[Stored data]
- - -
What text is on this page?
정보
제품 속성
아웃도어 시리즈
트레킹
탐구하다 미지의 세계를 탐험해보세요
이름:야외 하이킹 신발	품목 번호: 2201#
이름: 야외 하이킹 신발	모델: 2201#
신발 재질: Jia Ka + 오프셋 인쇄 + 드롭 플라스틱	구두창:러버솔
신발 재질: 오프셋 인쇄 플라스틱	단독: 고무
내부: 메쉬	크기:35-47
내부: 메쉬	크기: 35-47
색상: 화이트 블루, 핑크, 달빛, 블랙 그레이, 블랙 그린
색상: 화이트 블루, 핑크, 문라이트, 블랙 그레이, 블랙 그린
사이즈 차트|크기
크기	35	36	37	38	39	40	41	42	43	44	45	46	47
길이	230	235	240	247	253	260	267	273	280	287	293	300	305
- - -
**Job**. Copy out each line of the records where the string "플라스틱" appears.

**Solution below**.
신발 재질: Jia Ka + 오프셋 인쇄 + 드롭 플라스틱	구두창:러버솔
신발 재질: 오프셋 인쇄 플라스틱	단독: 고무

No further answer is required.